▸ **WHAT THIS TASK INVOLVES**
Go through the material below and copy all lines with "Center".

====== DATA FOR PROCESSING

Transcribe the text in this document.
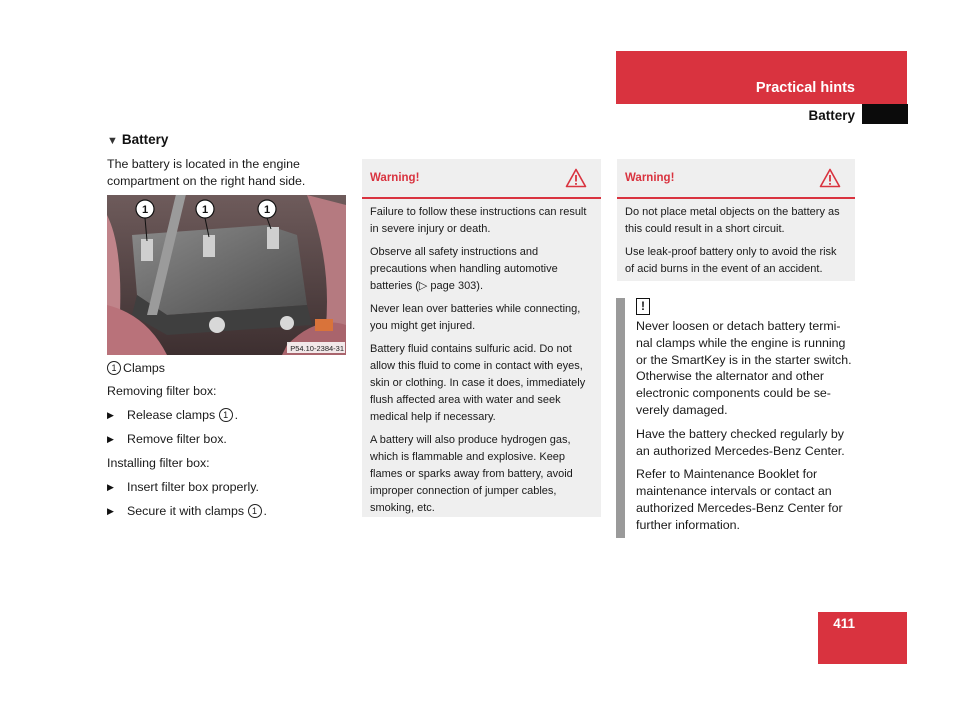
Practical hints
Battery
▼ Battery
The battery is located in the engine compartment on the right hand side.
1	1	1
P54.10-2384-31
1 Clamps
Removing filter box:
▶ Release clamps 1 .
▶ Remove filter box.
Installing filter box:
▶ Insert filter box properly.
▶ Secure it with clamps 1 .
Warning!

Failure to follow these instructions can result in severe injury or death.

Observe all safety instructions and precautions when handling automotive batteries (▷ page 303).

Never lean over batteries while connecting, you might get injured.

Battery fluid contains sulfuric acid. Do not allow this fluid to come in contact with eyes, skin or clothing. In case it does, immediately flush affected area with water and seek medical help if necessary.

A battery will also produce hydrogen gas, which is flammable and explosive. Keep flames or sparks away from battery, avoid improper connection of jumper cables, smoking, etc.

Warning!

Do not place metal objects on the battery as this could result in a short circuit.

Use leak-proof battery only to avoid the risk of acid burns in the event of an accident.

!

Never loosen or detach battery termi-nal clamps while the engine is running or the SmartKey is in the starter switch. Otherwise the alternator and other electronic components could be se-verely damaged.

Have the battery checked regularly by an authorized Mercedes-Benz Center.

Refer to Maintenance Booklet for maintenance intervals or contact an authorized Mercedes-Benz Center for further information.

411
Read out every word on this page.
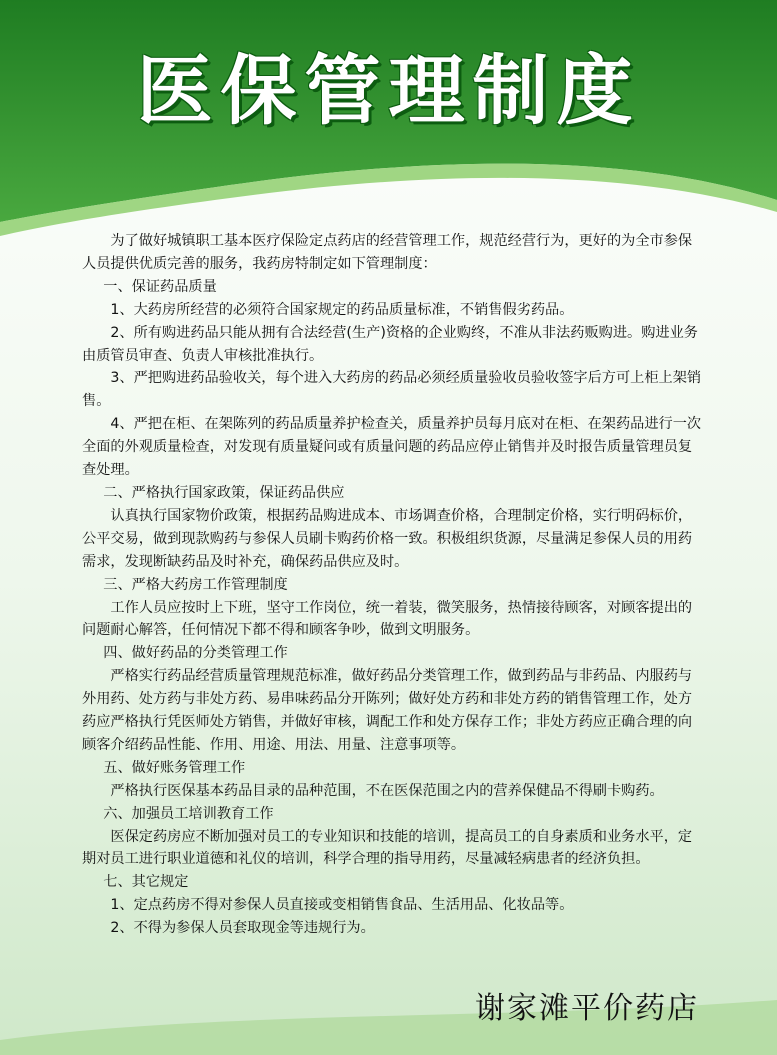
医保管理制度

为了做好城镇职工基本医疗保险定点药店的经营管理工作，规范经营行为，更好的为全市参保人员提供优质完善的服务，我药房特制定如下管理制度：

一、保证药品质量

1、大药房所经营的必须符合国家规定的药品质量标准，不销售假劣药品。

2、所有购进药品只能从拥有合法经营(生产)资格的企业购终，不准从非法药贩购进。购进业务由质管员审查、负责人审核批准执行。

3、严把购进药品验收关，每个进入大药房的药品必须经质量验收员验收签字后方可上柜上架销售。

4、严把在柜、在架陈列的药品质量养护检查关，质量养护员每月底对在柜、在架药品进行一次全面的外观质量检查，对发现有质量疑问或有质量问题的药品应停止销售并及时报告质量管理员复查处理。

二、严格执行国家政策，保证药品供应

认真执行国家物价政策，根据药品购进成本、市场调查价格，合理制定价格，实行明码标价，公平交易，做到现款购药与参保人员刷卡购药价格一致。积极组织货源，尽量满足参保人员的用药需求，发现断缺药品及时补充，确保药品供应及时。

三、严格大药房工作管理制度

工作人员应按时上下班，坚守工作岗位，统一着装，微笑服务，热情接待顾客，对顾客提出的问题耐心解答，任何情况下都不得和顾客争吵，做到文明服务。

四、做好药品的分类管理工作

严格实行药品经营质量管理规范标准，做好药品分类管理工作，做到药品与非药品、内服药与外用药、处方药与非处方药、易串味药品分开陈列；做好处方药和非处方药的销售管理工作，处方药应严格执行凭医师处方销售，并做好审核，调配工作和处方保存工作；非处方药应正确合理的向顾客介绍药品性能、作用、用途、用法、用量、注意事项等。

五、做好账务管理工作

严格执行医保基本药品目录的品种范围，不在医保范围之内的营养保健品不得刷卡购药。

六、加强员工培训教育工作

医保定药房应不断加强对员工的专业知识和技能的培训，提高员工的自身素质和业务水平，定期对员工进行职业道德和礼仪的培训，科学合理的指导用药，尽量减轻病患者的经济负担。

七、其它规定

1、定点药房不得对参保人员直接或变相销售食品、生活用品、化妆品等。

2、不得为参保人员套取现金等违规行为。

谢家滩平价药店
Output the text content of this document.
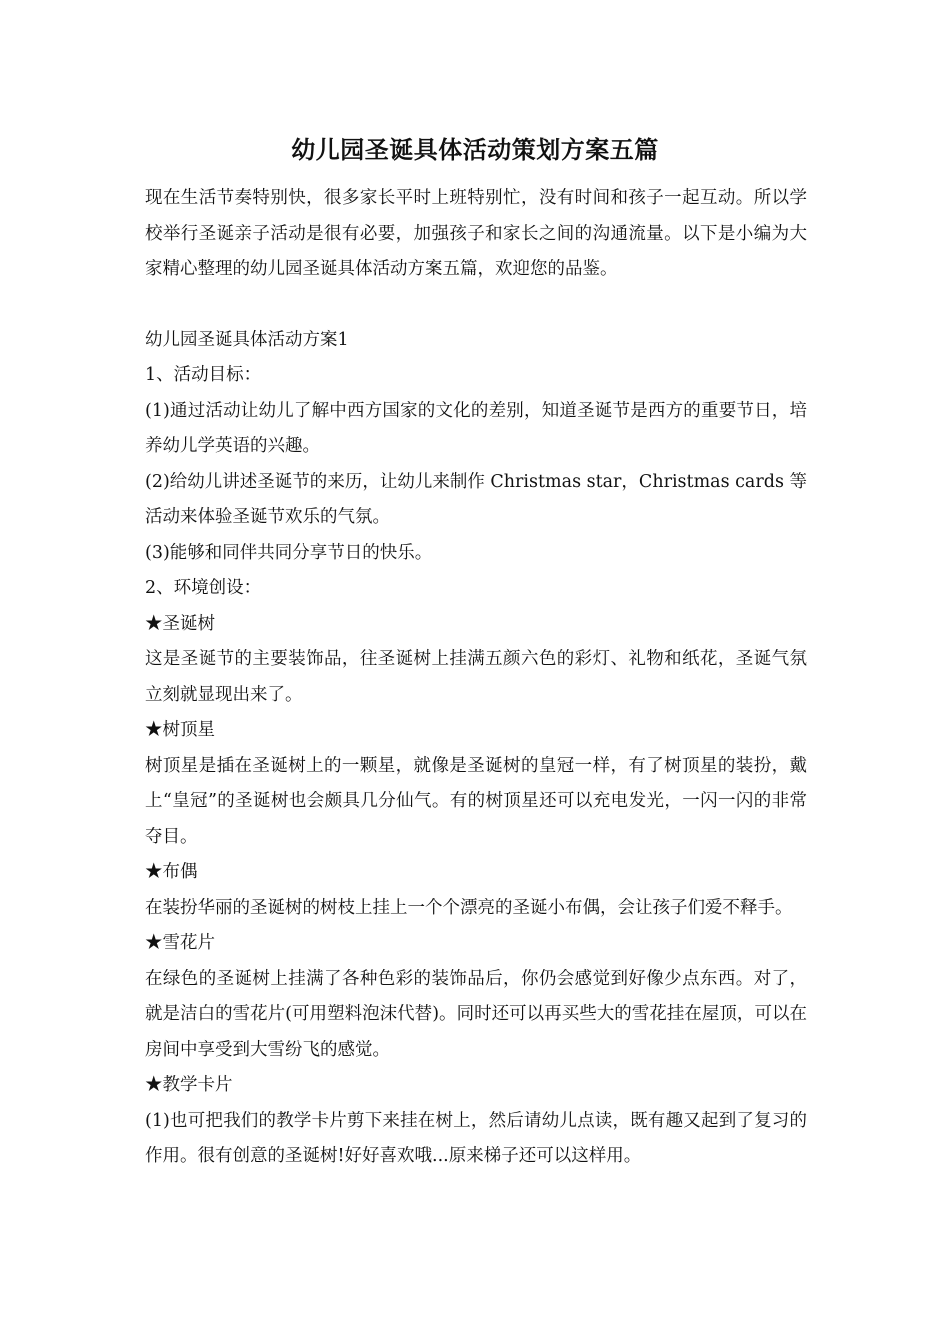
幼儿园圣诞具体活动策划方案五篇

现在生活节奏特别快，很多家长平时上班特别忙，没有时间和孩子一起互动。所以学校举行圣诞亲子活动是很有必要，加强孩子和家长之间的沟通流量。以下是小编为大家精心整理的幼儿园圣诞具体活动方案五篇，欢迎您的品鉴。

幼儿园圣诞具体活动方案1

1、活动目标：

(1)通过活动让幼儿了解中西方国家的文化的差别，知道圣诞节是西方的重要节日，培养幼儿学英语的兴趣。

(2)给幼儿讲述圣诞节的来历，让幼儿来制作 Christmas star，Christmas cards 等活动来体验圣诞节欢乐的气氛。

(3)能够和同伴共同分享节日的快乐。

2、环境创设：

★圣诞树

这是圣诞节的主要装饰品，往圣诞树上挂满五颜六色的彩灯、礼物和纸花，圣诞气氛立刻就显现出来了。

★树顶星

树顶星是插在圣诞树上的一颗星，就像是圣诞树的皇冠一样，有了树顶星的装扮，戴上“皇冠”的圣诞树也会颇具几分仙气。有的树顶星还可以充电发光，一闪一闪的非常夺目。

★布偶

在装扮华丽的圣诞树的树枝上挂上一个个漂亮的圣诞小布偶，会让孩子们爱不释手。

★雪花片

在绿色的圣诞树上挂满了各种色彩的装饰品后，你仍会感觉到好像少点东西。对了，就是洁白的雪花片(可用塑料泡沫代替)。同时还可以再买些大的雪花挂在屋顶，可以在房间中享受到大雪纷飞的感觉。

★教学卡片

(1)也可把我们的教学卡片剪下来挂在树上，然后请幼儿点读，既有趣又起到了复习的作用。很有创意的圣诞树!好好喜欢哦...原来梯子还可以这样用。
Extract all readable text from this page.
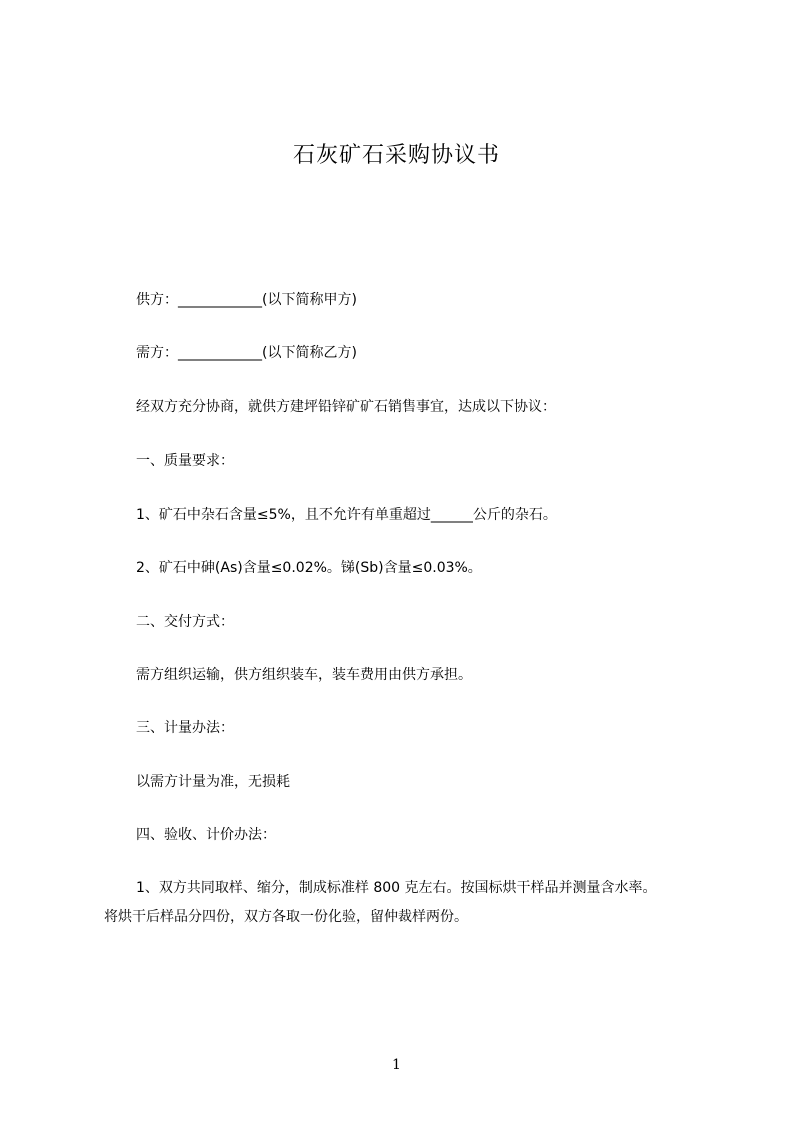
石灰矿石采购协议书
供方：____________(以下简称甲方)
需方：____________(以下简称乙方)
经双方充分协商，就供方建坪铅锌矿矿石销售事宜，达成以下协议：
一、质量要求：
1、矿石中杂石含量≤5%，且不允许有单重超过______公斤的杂石。
2、矿石中砷(As)含量≤0.02%。锑(Sb)含量≤0.03%。
二、交付方式：
需方组织运输，供方组织装车，装车费用由供方承担。
三、计量办法：
以需方计量为准，无损耗
四、验收、计价办法：
1、双方共同取样、缩分，制成标准样 800 克左右。按国标烘干样品并测量含水率。
将烘干后样品分四份，双方各取一份化验，留仲裁样两份。
1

============

▸ **PROBLEM SOLUTION**
Have the battery checked regularly by an authorized Mercedes-Benz Center.
Refer to Maintenance Booklet for maintenance intervals or contact an authorized Mercedes-Benz Center for further information.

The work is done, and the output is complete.